** START OF Working data **

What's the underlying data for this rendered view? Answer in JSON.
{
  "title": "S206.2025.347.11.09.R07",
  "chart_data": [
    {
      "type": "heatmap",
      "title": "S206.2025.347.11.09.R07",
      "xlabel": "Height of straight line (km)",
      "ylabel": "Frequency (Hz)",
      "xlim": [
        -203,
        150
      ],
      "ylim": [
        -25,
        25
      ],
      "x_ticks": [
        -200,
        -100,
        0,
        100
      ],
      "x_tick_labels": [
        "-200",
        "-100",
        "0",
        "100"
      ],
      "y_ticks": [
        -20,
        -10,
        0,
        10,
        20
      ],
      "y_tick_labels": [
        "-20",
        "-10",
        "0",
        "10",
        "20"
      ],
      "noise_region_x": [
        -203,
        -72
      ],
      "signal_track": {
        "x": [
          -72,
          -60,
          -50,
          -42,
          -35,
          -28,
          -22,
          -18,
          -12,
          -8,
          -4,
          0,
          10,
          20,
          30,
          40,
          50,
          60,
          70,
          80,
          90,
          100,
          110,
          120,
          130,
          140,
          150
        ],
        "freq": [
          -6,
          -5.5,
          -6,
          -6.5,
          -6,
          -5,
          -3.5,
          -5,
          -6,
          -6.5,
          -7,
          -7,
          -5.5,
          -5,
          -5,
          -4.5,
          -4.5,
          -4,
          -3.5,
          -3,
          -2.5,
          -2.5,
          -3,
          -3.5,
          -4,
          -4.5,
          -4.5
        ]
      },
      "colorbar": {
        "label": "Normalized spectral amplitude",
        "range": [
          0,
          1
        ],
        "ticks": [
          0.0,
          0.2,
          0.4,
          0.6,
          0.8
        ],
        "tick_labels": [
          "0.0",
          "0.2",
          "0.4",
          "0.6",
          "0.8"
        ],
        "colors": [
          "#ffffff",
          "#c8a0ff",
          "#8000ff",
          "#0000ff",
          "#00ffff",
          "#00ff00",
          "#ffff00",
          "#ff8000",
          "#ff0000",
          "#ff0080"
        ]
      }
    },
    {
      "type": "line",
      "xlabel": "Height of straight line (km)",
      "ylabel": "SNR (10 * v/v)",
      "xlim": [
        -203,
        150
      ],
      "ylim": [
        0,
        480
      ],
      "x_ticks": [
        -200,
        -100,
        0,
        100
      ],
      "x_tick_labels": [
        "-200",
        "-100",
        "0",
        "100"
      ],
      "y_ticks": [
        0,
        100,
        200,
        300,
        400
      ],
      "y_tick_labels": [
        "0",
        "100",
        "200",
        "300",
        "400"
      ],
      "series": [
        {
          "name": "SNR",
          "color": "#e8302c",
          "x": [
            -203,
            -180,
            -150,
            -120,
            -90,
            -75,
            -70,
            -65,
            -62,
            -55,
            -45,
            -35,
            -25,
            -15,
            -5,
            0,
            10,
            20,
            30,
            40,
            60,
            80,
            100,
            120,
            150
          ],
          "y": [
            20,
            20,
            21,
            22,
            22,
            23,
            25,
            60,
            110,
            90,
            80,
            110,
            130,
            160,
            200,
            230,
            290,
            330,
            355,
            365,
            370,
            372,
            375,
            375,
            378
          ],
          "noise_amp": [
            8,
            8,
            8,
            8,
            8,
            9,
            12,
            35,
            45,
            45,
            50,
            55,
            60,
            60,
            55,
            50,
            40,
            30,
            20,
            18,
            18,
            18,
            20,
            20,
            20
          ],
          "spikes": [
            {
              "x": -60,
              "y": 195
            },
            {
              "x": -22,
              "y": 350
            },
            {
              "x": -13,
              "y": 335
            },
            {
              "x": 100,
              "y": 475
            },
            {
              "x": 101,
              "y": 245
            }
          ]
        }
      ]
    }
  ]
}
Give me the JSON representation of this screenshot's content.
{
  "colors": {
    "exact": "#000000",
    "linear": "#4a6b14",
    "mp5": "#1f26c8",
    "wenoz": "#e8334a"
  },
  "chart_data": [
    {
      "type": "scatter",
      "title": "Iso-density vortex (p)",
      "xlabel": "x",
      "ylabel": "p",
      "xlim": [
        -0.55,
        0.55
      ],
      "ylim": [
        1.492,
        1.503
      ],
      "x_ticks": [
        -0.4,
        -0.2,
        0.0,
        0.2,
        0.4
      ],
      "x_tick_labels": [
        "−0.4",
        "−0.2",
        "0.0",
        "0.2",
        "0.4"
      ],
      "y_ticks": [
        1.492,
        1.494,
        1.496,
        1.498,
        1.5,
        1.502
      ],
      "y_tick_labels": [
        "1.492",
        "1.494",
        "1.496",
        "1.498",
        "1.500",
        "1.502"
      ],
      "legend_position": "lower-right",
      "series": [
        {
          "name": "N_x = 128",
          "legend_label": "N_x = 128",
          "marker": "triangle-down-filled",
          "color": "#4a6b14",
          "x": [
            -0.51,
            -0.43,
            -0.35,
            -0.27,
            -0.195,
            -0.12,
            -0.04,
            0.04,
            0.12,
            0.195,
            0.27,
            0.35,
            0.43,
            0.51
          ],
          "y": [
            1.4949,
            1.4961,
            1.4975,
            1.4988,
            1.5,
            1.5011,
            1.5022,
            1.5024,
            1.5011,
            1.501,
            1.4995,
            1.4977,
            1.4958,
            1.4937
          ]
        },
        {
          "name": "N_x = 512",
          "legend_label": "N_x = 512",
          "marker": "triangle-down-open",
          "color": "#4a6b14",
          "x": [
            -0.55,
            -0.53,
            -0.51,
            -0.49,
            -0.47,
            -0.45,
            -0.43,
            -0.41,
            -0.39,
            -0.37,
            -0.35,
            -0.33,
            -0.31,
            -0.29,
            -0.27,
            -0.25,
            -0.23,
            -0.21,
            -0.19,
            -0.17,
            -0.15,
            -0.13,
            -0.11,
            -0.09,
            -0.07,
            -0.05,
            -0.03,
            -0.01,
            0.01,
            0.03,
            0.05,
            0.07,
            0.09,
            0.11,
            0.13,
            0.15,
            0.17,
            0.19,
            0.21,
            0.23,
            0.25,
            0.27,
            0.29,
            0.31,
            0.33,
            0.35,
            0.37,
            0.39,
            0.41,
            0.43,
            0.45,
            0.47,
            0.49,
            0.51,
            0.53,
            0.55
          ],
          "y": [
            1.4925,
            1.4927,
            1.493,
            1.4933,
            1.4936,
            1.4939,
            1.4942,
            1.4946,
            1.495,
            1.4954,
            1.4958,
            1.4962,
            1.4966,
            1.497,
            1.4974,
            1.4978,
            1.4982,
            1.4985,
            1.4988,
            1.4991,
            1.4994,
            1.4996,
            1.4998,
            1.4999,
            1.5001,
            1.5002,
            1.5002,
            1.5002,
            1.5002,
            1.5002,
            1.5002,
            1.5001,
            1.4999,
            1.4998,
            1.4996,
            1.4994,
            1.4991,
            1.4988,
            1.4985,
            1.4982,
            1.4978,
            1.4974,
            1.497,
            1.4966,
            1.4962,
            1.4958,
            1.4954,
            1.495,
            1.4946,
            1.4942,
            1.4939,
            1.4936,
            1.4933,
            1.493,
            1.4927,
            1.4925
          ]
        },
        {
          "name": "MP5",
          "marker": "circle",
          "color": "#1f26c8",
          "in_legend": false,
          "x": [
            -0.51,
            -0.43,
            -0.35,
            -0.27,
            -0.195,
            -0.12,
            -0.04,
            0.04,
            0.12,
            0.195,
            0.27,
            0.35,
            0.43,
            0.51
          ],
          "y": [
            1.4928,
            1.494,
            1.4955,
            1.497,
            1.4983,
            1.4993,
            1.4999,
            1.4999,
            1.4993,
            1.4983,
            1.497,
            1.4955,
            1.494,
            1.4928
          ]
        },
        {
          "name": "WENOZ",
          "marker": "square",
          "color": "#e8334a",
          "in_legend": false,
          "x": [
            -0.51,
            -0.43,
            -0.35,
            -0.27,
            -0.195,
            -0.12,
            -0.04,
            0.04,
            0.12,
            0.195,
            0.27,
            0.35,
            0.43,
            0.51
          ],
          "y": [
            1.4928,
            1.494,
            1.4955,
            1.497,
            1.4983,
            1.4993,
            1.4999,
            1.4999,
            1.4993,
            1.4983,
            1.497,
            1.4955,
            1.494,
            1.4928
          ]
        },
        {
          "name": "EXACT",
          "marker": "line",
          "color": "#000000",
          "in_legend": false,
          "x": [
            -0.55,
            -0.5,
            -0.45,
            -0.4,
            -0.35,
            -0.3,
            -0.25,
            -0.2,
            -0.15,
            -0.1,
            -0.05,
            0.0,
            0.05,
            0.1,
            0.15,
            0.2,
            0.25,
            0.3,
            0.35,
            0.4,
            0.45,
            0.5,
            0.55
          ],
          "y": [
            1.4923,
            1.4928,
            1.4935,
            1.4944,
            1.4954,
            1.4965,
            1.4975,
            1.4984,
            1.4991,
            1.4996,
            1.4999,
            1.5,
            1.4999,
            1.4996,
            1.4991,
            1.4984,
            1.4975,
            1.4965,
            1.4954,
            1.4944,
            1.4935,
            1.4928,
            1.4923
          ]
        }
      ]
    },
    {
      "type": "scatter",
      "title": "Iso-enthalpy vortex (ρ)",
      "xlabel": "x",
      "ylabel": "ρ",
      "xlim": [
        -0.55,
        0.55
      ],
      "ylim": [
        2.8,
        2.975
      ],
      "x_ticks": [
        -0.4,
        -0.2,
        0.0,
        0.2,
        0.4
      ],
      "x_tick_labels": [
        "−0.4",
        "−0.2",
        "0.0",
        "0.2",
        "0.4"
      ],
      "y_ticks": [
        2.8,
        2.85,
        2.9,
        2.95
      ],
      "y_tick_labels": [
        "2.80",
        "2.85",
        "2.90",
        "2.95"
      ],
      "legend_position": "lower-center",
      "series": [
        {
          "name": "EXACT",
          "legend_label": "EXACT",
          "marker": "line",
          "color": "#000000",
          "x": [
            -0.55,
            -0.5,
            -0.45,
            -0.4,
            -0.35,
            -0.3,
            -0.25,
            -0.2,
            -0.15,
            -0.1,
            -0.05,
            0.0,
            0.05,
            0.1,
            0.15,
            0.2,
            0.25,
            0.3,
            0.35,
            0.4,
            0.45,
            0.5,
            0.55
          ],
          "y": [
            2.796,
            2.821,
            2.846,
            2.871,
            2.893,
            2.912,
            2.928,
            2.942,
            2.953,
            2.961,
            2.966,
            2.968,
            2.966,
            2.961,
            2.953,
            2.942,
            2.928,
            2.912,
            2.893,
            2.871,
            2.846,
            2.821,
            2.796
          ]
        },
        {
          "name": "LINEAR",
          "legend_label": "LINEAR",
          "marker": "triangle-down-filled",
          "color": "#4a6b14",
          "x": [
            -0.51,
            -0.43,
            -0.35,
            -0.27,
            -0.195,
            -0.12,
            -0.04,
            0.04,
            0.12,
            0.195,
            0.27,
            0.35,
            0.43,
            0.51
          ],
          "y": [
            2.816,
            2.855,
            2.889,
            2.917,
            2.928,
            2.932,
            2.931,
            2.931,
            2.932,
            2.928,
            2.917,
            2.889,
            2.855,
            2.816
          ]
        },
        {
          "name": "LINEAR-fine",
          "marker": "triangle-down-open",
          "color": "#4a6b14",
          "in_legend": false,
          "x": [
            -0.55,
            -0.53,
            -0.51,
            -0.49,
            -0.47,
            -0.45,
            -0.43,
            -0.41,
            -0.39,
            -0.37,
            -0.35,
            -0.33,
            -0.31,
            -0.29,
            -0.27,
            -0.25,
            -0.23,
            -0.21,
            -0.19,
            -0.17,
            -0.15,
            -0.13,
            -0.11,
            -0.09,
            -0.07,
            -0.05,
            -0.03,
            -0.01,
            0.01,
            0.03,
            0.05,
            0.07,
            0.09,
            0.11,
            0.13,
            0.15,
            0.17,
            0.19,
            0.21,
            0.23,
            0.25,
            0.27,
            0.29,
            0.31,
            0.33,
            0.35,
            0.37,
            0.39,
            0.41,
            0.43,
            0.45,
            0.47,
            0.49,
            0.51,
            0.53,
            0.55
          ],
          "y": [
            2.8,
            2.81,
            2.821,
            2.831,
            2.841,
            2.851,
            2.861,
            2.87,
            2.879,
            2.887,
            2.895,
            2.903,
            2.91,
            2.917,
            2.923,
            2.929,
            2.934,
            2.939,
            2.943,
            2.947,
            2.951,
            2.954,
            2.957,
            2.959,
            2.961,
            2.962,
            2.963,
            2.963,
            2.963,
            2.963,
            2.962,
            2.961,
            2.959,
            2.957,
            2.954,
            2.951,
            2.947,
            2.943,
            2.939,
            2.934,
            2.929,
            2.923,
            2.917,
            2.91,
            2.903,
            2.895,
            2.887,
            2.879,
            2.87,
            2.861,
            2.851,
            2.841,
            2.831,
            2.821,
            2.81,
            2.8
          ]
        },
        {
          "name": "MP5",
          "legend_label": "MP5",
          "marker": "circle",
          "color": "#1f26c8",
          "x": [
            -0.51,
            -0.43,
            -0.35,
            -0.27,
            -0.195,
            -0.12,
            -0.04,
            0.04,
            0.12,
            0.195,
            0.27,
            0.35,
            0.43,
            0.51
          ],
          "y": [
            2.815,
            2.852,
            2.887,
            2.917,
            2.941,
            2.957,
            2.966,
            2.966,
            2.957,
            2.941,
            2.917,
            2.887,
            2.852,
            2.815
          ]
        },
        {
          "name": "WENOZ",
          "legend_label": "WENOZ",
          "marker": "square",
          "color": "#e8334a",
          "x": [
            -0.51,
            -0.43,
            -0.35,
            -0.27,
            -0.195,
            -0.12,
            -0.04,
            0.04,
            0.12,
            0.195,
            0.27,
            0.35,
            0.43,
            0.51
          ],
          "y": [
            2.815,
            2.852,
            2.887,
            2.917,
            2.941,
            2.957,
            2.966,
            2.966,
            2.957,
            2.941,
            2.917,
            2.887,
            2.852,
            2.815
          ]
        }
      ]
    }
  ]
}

** END OF Working data **

Instruction: Look through the entries above and list every line containing "name".

Result of the task:
          "name": "SNR",
          "name": "N_x = 128",
          "name": "N_x = 512",
          "name": "MP5",
          "name": "WENOZ",
          "name": "EXACT",
          "name": "EXACT",
          "name": "LINEAR",
          "name": "LINEAR-fine",
          "name": "MP5",
          "name": "WENOZ",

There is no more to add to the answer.